Figure data in JSON:
>>
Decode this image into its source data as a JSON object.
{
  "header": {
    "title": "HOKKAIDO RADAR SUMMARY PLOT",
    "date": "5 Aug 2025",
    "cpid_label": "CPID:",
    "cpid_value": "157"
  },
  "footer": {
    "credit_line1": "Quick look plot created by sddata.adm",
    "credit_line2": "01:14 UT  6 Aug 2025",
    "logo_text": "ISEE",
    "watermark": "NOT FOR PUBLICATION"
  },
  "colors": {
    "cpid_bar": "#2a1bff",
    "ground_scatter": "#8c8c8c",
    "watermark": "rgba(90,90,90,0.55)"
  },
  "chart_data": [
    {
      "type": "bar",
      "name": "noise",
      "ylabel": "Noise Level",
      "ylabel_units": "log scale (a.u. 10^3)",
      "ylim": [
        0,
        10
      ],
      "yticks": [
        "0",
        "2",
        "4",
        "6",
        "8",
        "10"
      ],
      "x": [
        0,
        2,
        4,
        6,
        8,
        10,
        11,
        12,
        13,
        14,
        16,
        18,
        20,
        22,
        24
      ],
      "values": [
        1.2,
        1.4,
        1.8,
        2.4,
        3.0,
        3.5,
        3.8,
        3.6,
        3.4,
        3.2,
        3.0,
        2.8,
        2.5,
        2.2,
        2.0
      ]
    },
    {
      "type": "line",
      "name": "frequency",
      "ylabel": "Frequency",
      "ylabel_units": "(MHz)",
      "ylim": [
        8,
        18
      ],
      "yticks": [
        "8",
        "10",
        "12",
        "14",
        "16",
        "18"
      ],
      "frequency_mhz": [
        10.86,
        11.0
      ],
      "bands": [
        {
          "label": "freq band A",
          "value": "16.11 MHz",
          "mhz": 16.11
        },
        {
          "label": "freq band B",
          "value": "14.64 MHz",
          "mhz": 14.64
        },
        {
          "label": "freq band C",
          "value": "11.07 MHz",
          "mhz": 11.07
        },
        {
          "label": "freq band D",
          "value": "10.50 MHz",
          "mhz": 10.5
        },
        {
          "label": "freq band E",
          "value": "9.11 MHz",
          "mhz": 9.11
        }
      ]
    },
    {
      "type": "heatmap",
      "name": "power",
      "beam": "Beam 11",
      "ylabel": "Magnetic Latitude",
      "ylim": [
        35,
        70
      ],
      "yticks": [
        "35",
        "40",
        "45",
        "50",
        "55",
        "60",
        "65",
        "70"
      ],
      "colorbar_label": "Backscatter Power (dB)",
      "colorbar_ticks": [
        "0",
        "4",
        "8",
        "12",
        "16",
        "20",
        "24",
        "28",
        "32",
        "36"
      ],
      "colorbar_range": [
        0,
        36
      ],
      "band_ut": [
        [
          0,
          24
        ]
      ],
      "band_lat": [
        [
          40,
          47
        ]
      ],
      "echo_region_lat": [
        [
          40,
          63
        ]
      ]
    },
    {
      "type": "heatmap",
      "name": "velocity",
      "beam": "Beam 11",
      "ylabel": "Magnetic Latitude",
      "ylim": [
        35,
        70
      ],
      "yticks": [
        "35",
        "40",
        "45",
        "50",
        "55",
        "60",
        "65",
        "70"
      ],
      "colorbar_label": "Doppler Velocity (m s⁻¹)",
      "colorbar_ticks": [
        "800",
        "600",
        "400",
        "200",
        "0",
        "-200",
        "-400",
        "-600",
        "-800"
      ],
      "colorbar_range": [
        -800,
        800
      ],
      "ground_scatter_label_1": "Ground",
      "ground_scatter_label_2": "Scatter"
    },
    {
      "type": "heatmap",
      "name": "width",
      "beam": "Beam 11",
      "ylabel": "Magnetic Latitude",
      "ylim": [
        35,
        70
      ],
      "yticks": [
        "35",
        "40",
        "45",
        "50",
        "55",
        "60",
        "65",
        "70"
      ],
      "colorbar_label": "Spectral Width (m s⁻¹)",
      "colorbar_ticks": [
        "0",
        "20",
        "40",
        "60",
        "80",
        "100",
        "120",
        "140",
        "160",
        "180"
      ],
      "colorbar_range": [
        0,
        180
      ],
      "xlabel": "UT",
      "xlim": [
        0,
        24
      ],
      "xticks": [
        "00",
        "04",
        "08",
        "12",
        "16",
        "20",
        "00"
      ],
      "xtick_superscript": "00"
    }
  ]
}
<<
**THE REQUEST:**
The lines above should be duplicated exactly.

**CORRECT RESPONSE:**
Decode this image into its source data as a JSON object.
{
  "header": {
    "title": "HOKKAIDO RADAR SUMMARY PLOT",
    "date": "5 Aug 2025",
    "cpid_label": "CPID:",
    "cpid_value": "157"
  },
  "footer": {
    "credit_line1": "Quick look plot created by sddata.adm",
    "credit_line2": "01:14 UT  6 Aug 2025",
    "logo_text": "ISEE",
    "watermark": "NOT FOR PUBLICATION"
  },
  "colors": {
    "cpid_bar": "#2a1bff",
    "ground_scatter": "#8c8c8c",
    "watermark": "rgba(90,90,90,0.55)"
  },
  "chart_data": [
    {
      "type": "bar",
      "name": "noise",
      "ylabel": "Noise Level",
      "ylabel_units": "log scale (a.u. 10^3)",
      "ylim": [
        0,
        10
      ],
      "yticks": [
        "0",
        "2",
        "4",
        "6",
        "8",
        "10"
      ],
      "x": [
        0,
        2,
        4,
        6,
        8,
        10,
        11,
        12,
        13,
        14,
        16,
        18,
        20,
        22,
        24
      ],
      "values": [
        1.2,
        1.4,
        1.8,
        2.4,
        3.0,
        3.5,
        3.8,
        3.6,
        3.4,
        3.2,
        3.0,
        2.8,
        2.5,
        2.2,
        2.0
      ]
    },
    {
      "type": "line",
      "name": "frequency",
      "ylabel": "Frequency",
      "ylabel_units": "(MHz)",
      "ylim": [
        8,
        18
      ],
      "yticks": [
        "8",
        "10",
        "12",
        "14",
        "16",
        "18"
      ],
      "frequency_mhz": [
        10.86,
        11.0
      ],
      "bands": [
        {
          "label": "freq band A",
          "value": "16.11 MHz",
          "mhz": 16.11
        },
        {
          "label": "freq band B",
          "value": "14.64 MHz",
          "mhz": 14.64
        },
        {
          "label": "freq band C",
          "value": "11.07 MHz",
          "mhz": 11.07
        },
        {
          "label": "freq band D",
          "value": "10.50 MHz",
          "mhz": 10.5
        },
        {
          "label": "freq band E",
          "value": "9.11 MHz",
          "mhz": 9.11
        }
      ]
    },
    {
      "type": "heatmap",
      "name": "power",
      "beam": "Beam 11",
      "ylabel": "Magnetic Latitude",
      "ylim": [
        35,
        70
      ],
      "yticks": [
        "35",
        "40",
        "45",
        "50",
        "55",
        "60",
        "65",
        "70"
      ],
      "colorbar_label": "Backscatter Power (dB)",
      "colorbar_ticks": [
        "0",
        "4",
        "8",
        "12",
        "16",
        "20",
        "24",
        "28",
        "32",
        "36"
      ],
      "colorbar_range": [
        0,
        36
      ],
      "band_ut": [
        [
          0,
          24
        ]
      ],
      "band_lat": [
        [
          40,
          47
        ]
      ],
      "echo_region_lat": [
        [
          40,
          63
        ]
      ]
    },
    {
      "type": "heatmap",
      "name": "velocity",
      "beam": "Beam 11",
      "ylabel": "Magnetic Latitude",
      "ylim": [
        35,
        70
      ],
      "yticks": [
        "35",
        "40",
        "45",
        "50",
        "55",
        "60",
        "65",
        "70"
      ],
      "colorbar_label": "Doppler Velocity (m s⁻¹)",
      "colorbar_ticks": [
        "800",
        "600",
        "400",
        "200",
        "0",
        "-200",
        "-400",
        "-600",
        "-800"
      ],
      "colorbar_range": [
        -800,
        800
      ],
      "ground_scatter_label_1": "Ground",
      "ground_scatter_label_2": "Scatter"
    },
    {
      "type": "heatmap",
      "name": "width",
      "beam": "Beam 11",
      "ylabel": "Magnetic Latitude",
      "ylim": [
        35,
        70
      ],
      "yticks": [
        "35",
        "40",
        "45",
        "50",
        "55",
        "60",
        "65",
        "70"
      ],
      "colorbar_label": "Spectral Width (m s⁻¹)",
      "colorbar_ticks": [
        "0",
        "20",
        "40",
        "60",
        "80",
        "100",
        "120",
        "140",
        "160",
        "180"
      ],
      "colorbar_range": [
        0,
        180
      ],
      "xlabel": "UT",
      "xlim": [
        0,
        24
      ],
      "xticks": [
        "00",
        "04",
        "08",
        "12",
        "16",
        "20",
        "00"
      ],
      "xtick_superscript": "00"
    }
  ]
}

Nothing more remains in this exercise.